Short exercise ▸ Your task is to copy every record exactly.
[START Available records]
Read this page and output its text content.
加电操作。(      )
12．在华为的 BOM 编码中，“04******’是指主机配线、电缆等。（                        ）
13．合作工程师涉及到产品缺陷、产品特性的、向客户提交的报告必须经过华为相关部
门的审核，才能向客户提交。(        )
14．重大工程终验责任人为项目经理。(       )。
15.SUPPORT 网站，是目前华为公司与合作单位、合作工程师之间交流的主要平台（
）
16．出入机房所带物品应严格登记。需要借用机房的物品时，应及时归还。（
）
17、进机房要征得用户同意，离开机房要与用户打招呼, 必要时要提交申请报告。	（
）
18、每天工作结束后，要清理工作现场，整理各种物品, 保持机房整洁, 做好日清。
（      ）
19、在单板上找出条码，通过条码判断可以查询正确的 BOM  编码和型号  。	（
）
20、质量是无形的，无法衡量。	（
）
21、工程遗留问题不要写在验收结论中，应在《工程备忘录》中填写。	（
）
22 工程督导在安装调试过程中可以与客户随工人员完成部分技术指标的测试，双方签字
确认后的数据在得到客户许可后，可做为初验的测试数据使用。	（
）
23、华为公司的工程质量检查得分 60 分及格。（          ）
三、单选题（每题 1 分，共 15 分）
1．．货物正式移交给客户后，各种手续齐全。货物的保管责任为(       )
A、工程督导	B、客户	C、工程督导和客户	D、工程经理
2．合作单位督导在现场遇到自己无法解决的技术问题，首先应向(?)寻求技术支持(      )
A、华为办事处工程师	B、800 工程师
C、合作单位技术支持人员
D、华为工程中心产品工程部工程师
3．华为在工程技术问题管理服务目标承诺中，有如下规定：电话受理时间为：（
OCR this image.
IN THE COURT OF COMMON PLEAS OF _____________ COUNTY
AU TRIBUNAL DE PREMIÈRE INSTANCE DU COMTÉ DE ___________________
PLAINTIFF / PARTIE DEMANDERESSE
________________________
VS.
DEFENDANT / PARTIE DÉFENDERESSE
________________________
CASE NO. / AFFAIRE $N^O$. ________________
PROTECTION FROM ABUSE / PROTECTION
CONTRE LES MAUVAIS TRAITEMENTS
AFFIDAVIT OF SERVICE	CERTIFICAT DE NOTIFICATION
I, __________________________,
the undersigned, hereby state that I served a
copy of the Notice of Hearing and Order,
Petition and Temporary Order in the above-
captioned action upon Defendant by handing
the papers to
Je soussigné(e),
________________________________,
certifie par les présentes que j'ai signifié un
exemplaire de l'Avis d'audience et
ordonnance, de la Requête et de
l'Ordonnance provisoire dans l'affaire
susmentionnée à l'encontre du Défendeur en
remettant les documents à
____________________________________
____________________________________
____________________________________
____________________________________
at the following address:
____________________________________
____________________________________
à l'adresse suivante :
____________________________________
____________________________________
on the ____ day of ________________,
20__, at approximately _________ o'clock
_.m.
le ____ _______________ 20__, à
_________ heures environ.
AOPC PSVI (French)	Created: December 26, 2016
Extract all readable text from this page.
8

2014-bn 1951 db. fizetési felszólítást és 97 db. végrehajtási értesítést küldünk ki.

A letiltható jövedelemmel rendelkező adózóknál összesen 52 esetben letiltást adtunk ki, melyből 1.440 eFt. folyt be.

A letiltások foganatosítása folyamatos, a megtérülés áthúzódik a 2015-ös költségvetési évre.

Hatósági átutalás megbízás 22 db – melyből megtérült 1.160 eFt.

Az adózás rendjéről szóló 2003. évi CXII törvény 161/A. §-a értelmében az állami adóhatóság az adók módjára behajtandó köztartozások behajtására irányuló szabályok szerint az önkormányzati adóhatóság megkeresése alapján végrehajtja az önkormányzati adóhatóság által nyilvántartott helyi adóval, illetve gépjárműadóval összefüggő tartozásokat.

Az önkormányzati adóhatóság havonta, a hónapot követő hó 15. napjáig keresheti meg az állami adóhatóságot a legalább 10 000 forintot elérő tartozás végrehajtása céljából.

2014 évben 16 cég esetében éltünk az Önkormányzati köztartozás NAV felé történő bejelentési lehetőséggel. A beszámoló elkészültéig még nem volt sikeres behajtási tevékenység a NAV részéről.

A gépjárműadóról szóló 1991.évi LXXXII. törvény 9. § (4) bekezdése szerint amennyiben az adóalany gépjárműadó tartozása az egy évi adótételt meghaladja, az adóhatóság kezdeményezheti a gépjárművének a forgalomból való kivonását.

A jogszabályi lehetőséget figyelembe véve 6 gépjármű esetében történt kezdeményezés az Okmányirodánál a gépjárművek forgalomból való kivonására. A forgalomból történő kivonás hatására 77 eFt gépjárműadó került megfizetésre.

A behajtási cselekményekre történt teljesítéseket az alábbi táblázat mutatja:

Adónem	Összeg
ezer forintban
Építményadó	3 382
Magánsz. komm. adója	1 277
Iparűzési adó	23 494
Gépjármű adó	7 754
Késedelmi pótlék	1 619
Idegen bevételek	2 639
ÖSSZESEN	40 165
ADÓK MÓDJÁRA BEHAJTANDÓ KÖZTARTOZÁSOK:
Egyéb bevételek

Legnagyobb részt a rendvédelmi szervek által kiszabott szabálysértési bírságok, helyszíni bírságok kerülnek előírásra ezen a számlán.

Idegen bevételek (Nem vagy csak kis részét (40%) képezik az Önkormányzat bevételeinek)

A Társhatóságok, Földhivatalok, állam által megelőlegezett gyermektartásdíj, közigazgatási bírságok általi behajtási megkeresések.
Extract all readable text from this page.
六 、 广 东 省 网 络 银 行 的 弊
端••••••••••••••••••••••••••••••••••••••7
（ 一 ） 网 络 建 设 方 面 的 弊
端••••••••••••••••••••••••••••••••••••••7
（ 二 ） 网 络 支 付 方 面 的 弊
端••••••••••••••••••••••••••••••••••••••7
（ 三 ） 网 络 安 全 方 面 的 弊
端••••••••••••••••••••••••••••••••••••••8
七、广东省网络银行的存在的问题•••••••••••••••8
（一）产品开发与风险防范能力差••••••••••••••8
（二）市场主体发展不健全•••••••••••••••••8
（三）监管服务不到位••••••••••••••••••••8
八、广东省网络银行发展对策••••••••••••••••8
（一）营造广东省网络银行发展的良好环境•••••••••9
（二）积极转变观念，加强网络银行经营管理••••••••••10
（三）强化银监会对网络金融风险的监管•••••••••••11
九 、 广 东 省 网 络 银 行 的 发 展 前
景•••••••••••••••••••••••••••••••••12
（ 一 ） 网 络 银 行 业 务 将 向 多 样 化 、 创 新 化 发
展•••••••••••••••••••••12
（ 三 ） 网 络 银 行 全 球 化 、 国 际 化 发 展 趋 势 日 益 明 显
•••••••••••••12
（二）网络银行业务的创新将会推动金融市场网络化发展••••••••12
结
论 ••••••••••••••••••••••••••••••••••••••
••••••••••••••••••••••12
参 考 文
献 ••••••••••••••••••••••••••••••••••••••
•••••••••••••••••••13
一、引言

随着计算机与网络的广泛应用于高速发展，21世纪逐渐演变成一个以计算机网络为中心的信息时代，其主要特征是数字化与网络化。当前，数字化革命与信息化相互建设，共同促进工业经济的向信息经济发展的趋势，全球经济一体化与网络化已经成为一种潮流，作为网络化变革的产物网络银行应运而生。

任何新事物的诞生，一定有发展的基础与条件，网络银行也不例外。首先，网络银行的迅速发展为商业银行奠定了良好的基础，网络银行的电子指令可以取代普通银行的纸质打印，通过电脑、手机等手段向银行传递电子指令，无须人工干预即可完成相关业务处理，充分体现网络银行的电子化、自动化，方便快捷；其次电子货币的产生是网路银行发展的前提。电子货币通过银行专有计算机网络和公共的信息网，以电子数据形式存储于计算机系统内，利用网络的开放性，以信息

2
[END Available records]
Result for this task ▸
Read this page and output its text content.
加电操作。(      )
12．在华为的 BOM 编码中，“04******’是指主机配线、电缆等。（                        ）
13．合作工程师涉及到产品缺陷、产品特性的、向客户提交的报告必须经过华为相关部
门的审核，才能向客户提交。(        )
14．重大工程终验责任人为项目经理。(       )。
15.SUPPORT 网站，是目前华为公司与合作单位、合作工程师之间交流的主要平台（
）
16．出入机房所带物品应严格登记。需要借用机房的物品时，应及时归还。（
）
17、进机房要征得用户同意，离开机房要与用户打招呼, 必要时要提交申请报告。	（
）
18、每天工作结束后，要清理工作现场，整理各种物品, 保持机房整洁, 做好日清。
（      ）
19、在单板上找出条码，通过条码判断可以查询正确的 BOM  编码和型号  。	（
）
20、质量是无形的，无法衡量。	（
）
21、工程遗留问题不要写在验收结论中，应在《工程备忘录》中填写。	（
）
22 工程督导在安装调试过程中可以与客户随工人员完成部分技术指标的测试，双方签字
确认后的数据在得到客户许可后，可做为初验的测试数据使用。	（
）
23、华为公司的工程质量检查得分 60 分及格。（          ）
三、单选题（每题 1 分，共 15 分）
1．．货物正式移交给客户后，各种手续齐全。货物的保管责任为(       )
A、工程督导	B、客户	C、工程督导和客户	D、工程经理
2．合作单位督导在现场遇到自己无法解决的技术问题，首先应向(?)寻求技术支持(      )
A、华为办事处工程师	B、800 工程师
C、合作单位技术支持人员
D、华为工程中心产品工程部工程师
3．华为在工程技术问题管理服务目标承诺中，有如下规定：电话受理时间为：（
OCR this image.
IN THE COURT OF COMMON PLEAS OF _____________ COUNTY
AU TRIBUNAL DE PREMIÈRE INSTANCE DU COMTÉ DE ___________________
PLAINTIFF / PARTIE DEMANDERESSE
________________________
VS.
DEFENDANT / PARTIE DÉFENDERESSE
________________________
CASE NO. / AFFAIRE $N^O$. ________________
PROTECTION FROM ABUSE / PROTECTION
CONTRE LES MAUVAIS TRAITEMENTS
AFFIDAVIT OF SERVICE	CERTIFICAT DE NOTIFICATION
I, __________________________,
the undersigned, hereby state that I served a
copy of the Notice of Hearing and Order,
Petition and Temporary Order in the above-
captioned action upon Defendant by handing
the papers to
Je soussigné(e),
________________________________,
certifie par les présentes que j'ai signifié un
exemplaire de l'Avis d'audience et
ordonnance, de la Requête et de
l'Ordonnance provisoire dans l'affaire
susmentionnée à l'encontre du Défendeur en
remettant les documents à
____________________________________
____________________________________
____________________________________
____________________________________
at the following address:
____________________________________
____________________________________
à l'adresse suivante :
____________________________________
____________________________________
on the ____ day of ________________,
20__, at approximately _________ o'clock
_.m.
le ____ _______________ 20__, à
_________ heures environ.
AOPC PSVI (French)	Created: December 26, 2016
Extract all readable text from this page.
8

2014-bn 1951 db. fizetési felszólítást és 97 db. végrehajtási értesítést küldünk ki.

A letiltható jövedelemmel rendelkező adózóknál összesen 52 esetben letiltást adtunk ki, melyből 1.440 eFt. folyt be.

A letiltások foganatosítása folyamatos, a megtérülés áthúzódik a 2015-ös költségvetési évre.

Hatósági átutalás megbízás 22 db – melyből megtérült 1.160 eFt.

Az adózás rendjéről szóló 2003. évi CXII törvény 161/A. §-a értelmében az állami adóhatóság az adók módjára behajtandó köztartozások behajtására irányuló szabályok szerint az önkormányzati adóhatóság megkeresése alapján végrehajtja az önkormányzati adóhatóság által nyilvántartott helyi adóval, illetve gépjárműadóval összefüggő tartozásokat.

Az önkormányzati adóhatóság havonta, a hónapot követő hó 15. napjáig keresheti meg az állami adóhatóságot a legalább 10 000 forintot elérő tartozás végrehajtása céljából.

2014 évben 16 cég esetében éltünk az Önkormányzati köztartozás NAV felé történő bejelentési lehetőséggel. A beszámoló elkészültéig még nem volt sikeres behajtási tevékenység a NAV részéről.

A gépjárműadóról szóló 1991.évi LXXXII. törvény 9. § (4) bekezdése szerint amennyiben az adóalany gépjárműadó tartozása az egy évi adótételt meghaladja, az adóhatóság kezdeményezheti a gépjárművének a forgalomból való kivonását.

A jogszabályi lehetőséget figyelembe véve 6 gépjármű esetében történt kezdeményezés az Okmányirodánál a gépjárművek forgalomból való kivonására. A forgalomból történő kivonás hatására 77 eFt gépjárműadó került megfizetésre.

A behajtási cselekményekre történt teljesítéseket az alábbi táblázat mutatja:

Adónem	Összeg
ezer forintban
Építményadó	3 382
Magánsz. komm. adója	1 277
Iparűzési adó	23 494
Gépjármű adó	7 754
Késedelmi pótlék	1 619
Idegen bevételek	2 639
ÖSSZESEN	40 165
ADÓK MÓDJÁRA BEHAJTANDÓ KÖZTARTOZÁSOK:
Egyéb bevételek

Legnagyobb részt a rendvédelmi szervek által kiszabott szabálysértési bírságok, helyszíni bírságok kerülnek előírásra ezen a számlán.

Idegen bevételek (Nem vagy csak kis részét (40%) képezik az Önkormányzat bevételeinek)

A Társhatóságok, Földhivatalok, állam által megelőlegezett gyermektartásdíj, közigazgatási bírságok általi behajtási megkeresések.
Extract all readable text from this page.
六 、 广 东 省 网 络 银 行 的 弊
端••••••••••••••••••••••••••••••••••••••7
（ 一 ） 网 络 建 设 方 面 的 弊
端••••••••••••••••••••••••••••••••••••••7
（ 二 ） 网 络 支 付 方 面 的 弊
端••••••••••••••••••••••••••••••••••••••7
（ 三 ） 网 络 安 全 方 面 的 弊
端••••••••••••••••••••••••••••••••••••••8
七、广东省网络银行的存在的问题•••••••••••••••8
（一）产品开发与风险防范能力差••••••••••••••8
（二）市场主体发展不健全•••••••••••••••••8
（三）监管服务不到位••••••••••••••••••••8
八、广东省网络银行发展对策••••••••••••••••8
（一）营造广东省网络银行发展的良好环境•••••••••9
（二）积极转变观念，加强网络银行经营管理••••••••••10
（三）强化银监会对网络金融风险的监管•••••••••••11
九 、 广 东 省 网 络 银 行 的 发 展 前
景•••••••••••••••••••••••••••••••••12
（ 一 ） 网 络 银 行 业 务 将 向 多 样 化 、 创 新 化 发
展•••••••••••••••••••••12
（ 三 ） 网 络 银 行 全 球 化 、 国 际 化 发 展 趋 势 日 益 明 显
•••••••••••••12
（二）网络银行业务的创新将会推动金融市场网络化发展••••••••12
结
论 ••••••••••••••••••••••••••••••••••••••
••••••••••••••••••••••12
参 考 文
献 ••••••••••••••••••••••••••••••••••••••
•••••••••••••••••••13
一、引言

随着计算机与网络的广泛应用于高速发展，21世纪逐渐演变成一个以计算机网络为中心的信息时代，其主要特征是数字化与网络化。当前，数字化革命与信息化相互建设，共同促进工业经济的向信息经济发展的趋势，全球经济一体化与网络化已经成为一种潮流，作为网络化变革的产物网络银行应运而生。

任何新事物的诞生，一定有发展的基础与条件，网络银行也不例外。首先，网络银行的迅速发展为商业银行奠定了良好的基础，网络银行的电子指令可以取代普通银行的纸质打印，通过电脑、手机等手段向银行传递电子指令，无须人工干预即可完成相关业务处理，充分体现网络银行的电子化、自动化，方便快捷；其次电子货币的产生是网路银行发展的前提。电子货币通过银行专有计算机网络和公共的信息网，以电子数据形式存储于计算机系统内，利用网络的开放性，以信息

2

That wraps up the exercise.